• Stated problem:
Leave out the pictures and copy each record below exactly.
— start —
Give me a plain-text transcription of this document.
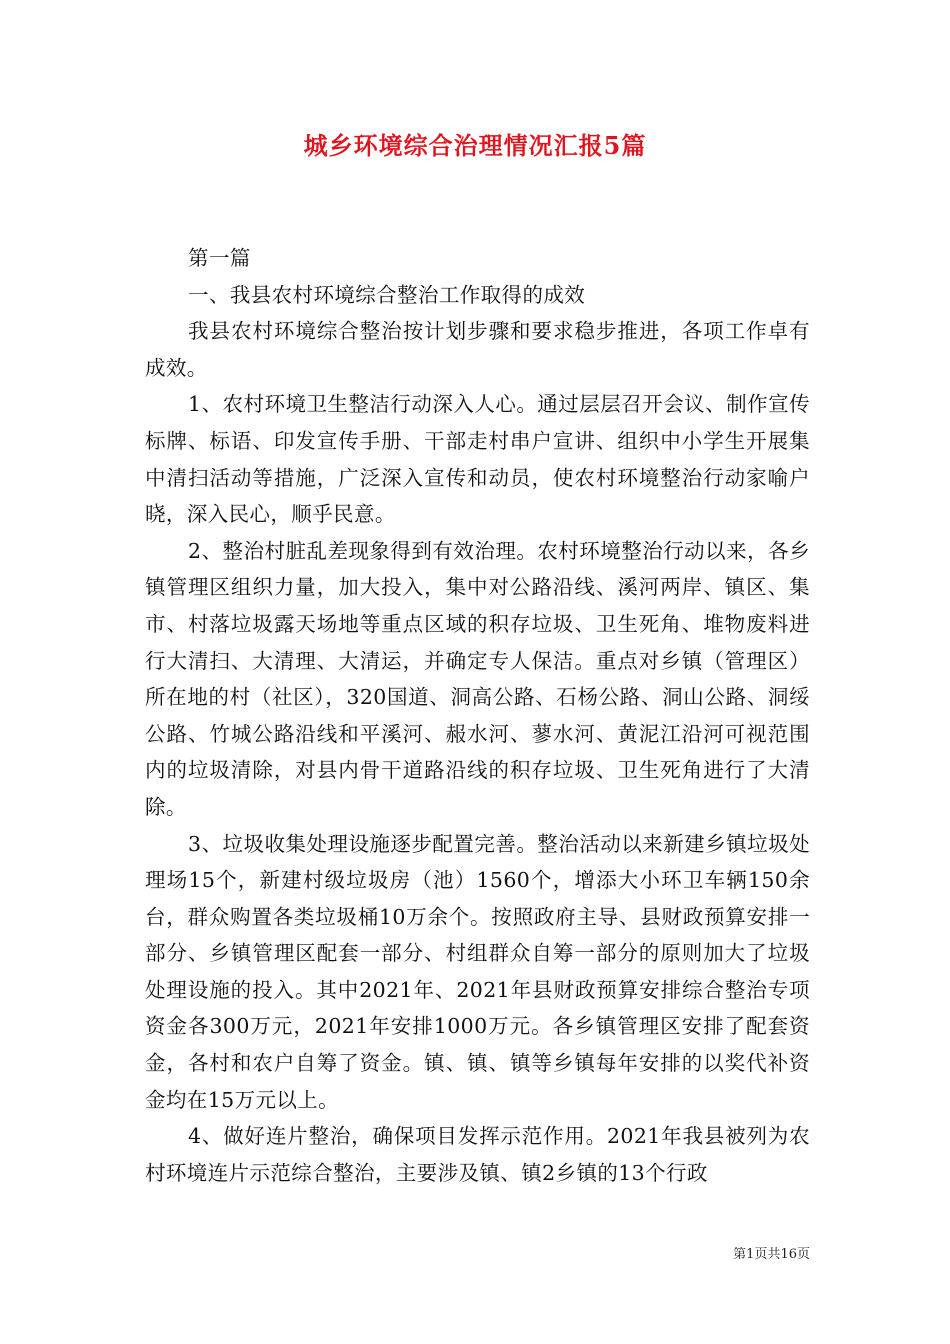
城乡环境综合治理情况汇报5篇

第一篇

一、我县农村环境综合整治工作取得的成效

我县农村环境综合整治按计划步骤和要求稳步推进，各项工作卓有成效。

1、农村环境卫生整洁行动深入人心。通过层层召开会议、制作宣传标牌、标语、印发宣传手册、干部走村串户宣讲、组织中小学生开展集中清扫活动等措施，广泛深入宣传和动员，使农村环境整治行动家喻户晓，深入民心，顺乎民意。

2、整治村脏乱差现象得到有效治理。农村环境整治行动以来，各乡镇管理区组织力量，加大投入，集中对公路沿线、溪河两岸、镇区、集市、村落垃圾露天场地等重点区域的积存垃圾、卫生死角、堆物废料进行大清扫、大清理、大清运，并确定专人保洁。重点对乡镇（管理区）所在地的村（社区），320国道、洞高公路、石杨公路、洞山公路、洞绥公路、竹城公路沿线和平溪河、赧水河、蓼水河、黄泥江沿河可视范围内的垃圾清除，对县内骨干道路沿线的积存垃圾、卫生死角进行了大清除。

3、垃圾收集处理设施逐步配置完善。整治活动以来新建乡镇垃圾处理场15个，新建村级垃圾房（池）1560个，增添大小环卫车辆150余台，群众购置各类垃圾桶10万余个。按照政府主导、县财政预算安排一部分、乡镇管理区配套一部分、村组群众自筹一部分的原则加大了垃圾处理设施的投入。其中2021年、2021年县财政预算安排综合整治专项资金各300万元，2021年安排1000万元。各乡镇管理区安排了配套资金，各村和农户自筹了资金。镇、镇、镇等乡镇每年安排的以奖代补资金均在15万元以上。

4、做好连片整治，确保项目发挥示范作用。2021年我县被列为农村环境连片示范综合整治，主要涉及镇、镇2乡镇的13个行政

第1页共16页
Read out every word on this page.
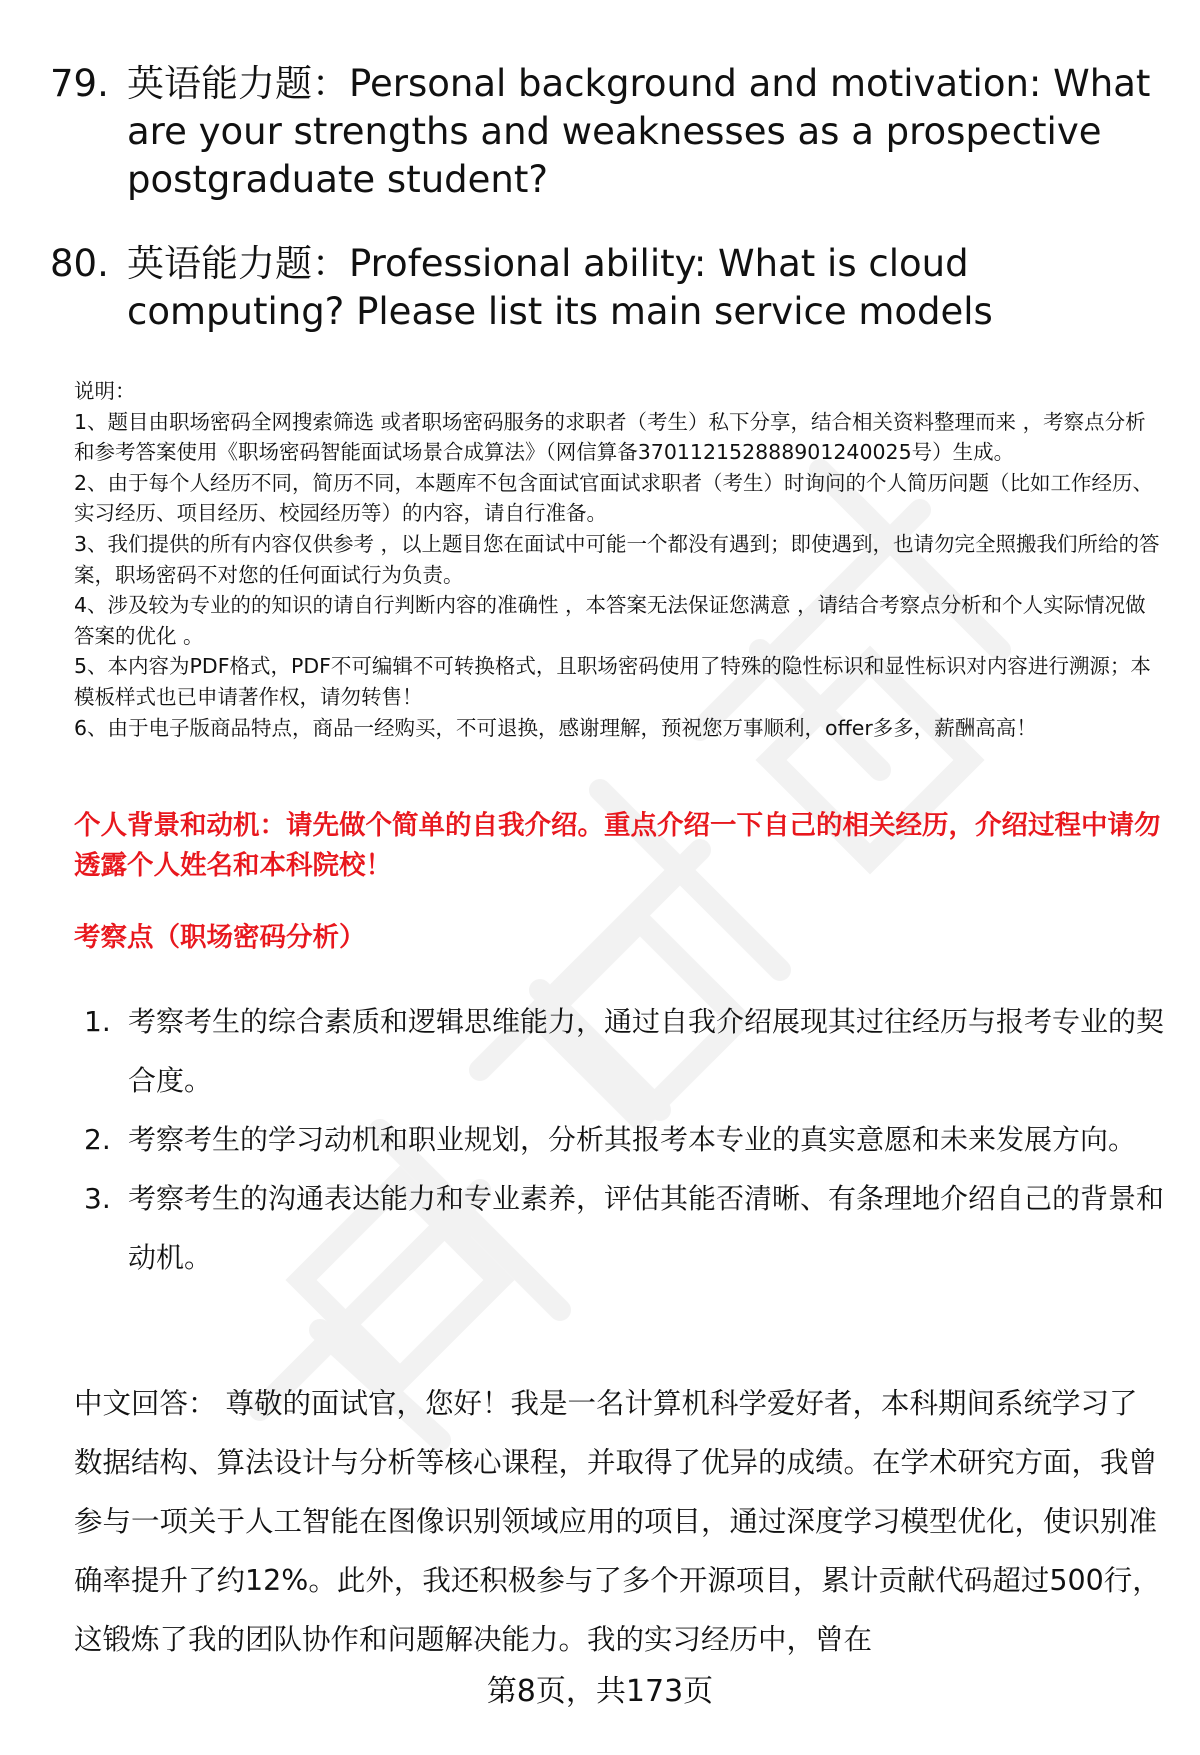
79. 英语能力题：Personal background and motivation: What are your strengths and weaknesses as a prospective postgraduate student?
80. 英语能力题：Professional ability: What is cloud computing? Please list its main service models
说明：
1、题目由职场密码全网搜索筛选 或者职场密码服务的求职者（考生）私下分享，结合相关资料整理而来 ，考察点分析和参考答案使用《职场密码智能面试场景合成算法》（网信算备370112152888901240025号）生成。
2、由于每个人经历不同，简历不同，本题库不包含面试官面试求职者（考生）时询问的个人简历问题（比如工作经历、实习经历、项目经历、校园经历等）的内容，请自行准备。
3、我们提供的所有内容仅供参考 ，以上题目您在面试中可能一个都没有遇到；即使遇到，也请勿完全照搬我们所给的答案，职场密码不对您的任何面试行为负责。
4、涉及较为专业的的知识的请自行判断内容的准确性 ，本答案无法保证您满意 ，请结合考察点分析和个人实际情况做答案的优化 。
5、本内容为PDF格式，PDF不可编辑不可转换格式，且职场密码使用了特殊的隐性标识和显性标识对内容进行溯源；本模板样式也已申请著作权，请勿转售！
6、由于电子版商品特点，商品一经购买，不可退换，感谢理解，预祝您万事顺利，offer多多，薪酬高高！
个人背景和动机：请先做个简单的自我介绍。重点介绍一下自己的相关经历，介绍过程中请勿透露个人姓名和本科院校！
考察点（职场密码分析）
1. 考察考生的综合素质和逻辑思维能力，通过自我介绍展现其过往经历与报考专业的契合度。
2. 考察考生的学习动机和职业规划，分析其报考本专业的真实意愿和未来发展方向。
3. 考察考生的沟通表达能力和专业素养，评估其能否清晰、有条理地介绍自己的背景和动机。
中文回答： 尊敬的面试官，您好！我是一名计算机科学爱好者，本科期间系统学习了数据结构、算法设计与分析等核心课程，并取得了优异的成绩。在学术研究方面，我曾参与一项关于人工智能在图像识别领域应用的项目，通过深度学习模型优化，使识别准确率提升了约12%。此外，我还积极参与了多个开源项目，累计贡献代码超过500行，这锻炼了我的团队协作和问题解决能力。我的实习经历中，曾在
第8页，共173页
— end —
• Finished exercise:
Give me a plain-text transcription of this document.
城乡环境综合治理情况汇报5篇

第一篇

一、我县农村环境综合整治工作取得的成效

我县农村环境综合整治按计划步骤和要求稳步推进，各项工作卓有成效。

1、农村环境卫生整洁行动深入人心。通过层层召开会议、制作宣传标牌、标语、印发宣传手册、干部走村串户宣讲、组织中小学生开展集中清扫活动等措施，广泛深入宣传和动员，使农村环境整治行动家喻户晓，深入民心，顺乎民意。

2、整治村脏乱差现象得到有效治理。农村环境整治行动以来，各乡镇管理区组织力量，加大投入，集中对公路沿线、溪河两岸、镇区、集市、村落垃圾露天场地等重点区域的积存垃圾、卫生死角、堆物废料进行大清扫、大清理、大清运，并确定专人保洁。重点对乡镇（管理区）所在地的村（社区），320国道、洞高公路、石杨公路、洞山公路、洞绥公路、竹城公路沿线和平溪河、赧水河、蓼水河、黄泥江沿河可视范围内的垃圾清除，对县内骨干道路沿线的积存垃圾、卫生死角进行了大清除。

3、垃圾收集处理设施逐步配置完善。整治活动以来新建乡镇垃圾处理场15个，新建村级垃圾房（池）1560个，增添大小环卫车辆150余台，群众购置各类垃圾桶10万余个。按照政府主导、县财政预算安排一部分、乡镇管理区配套一部分、村组群众自筹一部分的原则加大了垃圾处理设施的投入。其中2021年、2021年县财政预算安排综合整治专项资金各300万元，2021年安排1000万元。各乡镇管理区安排了配套资金，各村和农户自筹了资金。镇、镇、镇等乡镇每年安排的以奖代补资金均在15万元以上。

4、做好连片整治，确保项目发挥示范作用。2021年我县被列为农村环境连片示范综合整治，主要涉及镇、镇2乡镇的13个行政

第1页共16页
Read out every word on this page.
79. 英语能力题：Personal background and motivation: What are your strengths and weaknesses as a prospective postgraduate student?
80. 英语能力题：Professional ability: What is cloud computing? Please list its main service models
说明：
1、题目由职场密码全网搜索筛选 或者职场密码服务的求职者（考生）私下分享，结合相关资料整理而来 ，考察点分析和参考答案使用《职场密码智能面试场景合成算法》（网信算备370112152888901240025号）生成。
2、由于每个人经历不同，简历不同，本题库不包含面试官面试求职者（考生）时询问的个人简历问题（比如工作经历、实习经历、项目经历、校园经历等）的内容，请自行准备。
3、我们提供的所有内容仅供参考 ，以上题目您在面试中可能一个都没有遇到；即使遇到，也请勿完全照搬我们所给的答案，职场密码不对您的任何面试行为负责。
4、涉及较为专业的的知识的请自行判断内容的准确性 ，本答案无法保证您满意 ，请结合考察点分析和个人实际情况做答案的优化 。
5、本内容为PDF格式，PDF不可编辑不可转换格式，且职场密码使用了特殊的隐性标识和显性标识对内容进行溯源；本模板样式也已申请著作权，请勿转售！
6、由于电子版商品特点，商品一经购买，不可退换，感谢理解，预祝您万事顺利，offer多多，薪酬高高！
个人背景和动机：请先做个简单的自我介绍。重点介绍一下自己的相关经历，介绍过程中请勿透露个人姓名和本科院校！
考察点（职场密码分析）
1. 考察考生的综合素质和逻辑思维能力，通过自我介绍展现其过往经历与报考专业的契合度。
2. 考察考生的学习动机和职业规划，分析其报考本专业的真实意愿和未来发展方向。
3. 考察考生的沟通表达能力和专业素养，评估其能否清晰、有条理地介绍自己的背景和动机。
中文回答： 尊敬的面试官，您好！我是一名计算机科学爱好者，本科期间系统学习了数据结构、算法设计与分析等核心课程，并取得了优异的成绩。在学术研究方面，我曾参与一项关于人工智能在图像识别领域应用的项目，通过深度学习模型优化，使识别准确率提升了约12%。此外，我还积极参与了多个开源项目，累计贡献代码超过500行，这锻炼了我的团队协作和问题解决能力。我的实习经历中，曾在
第8页，共173页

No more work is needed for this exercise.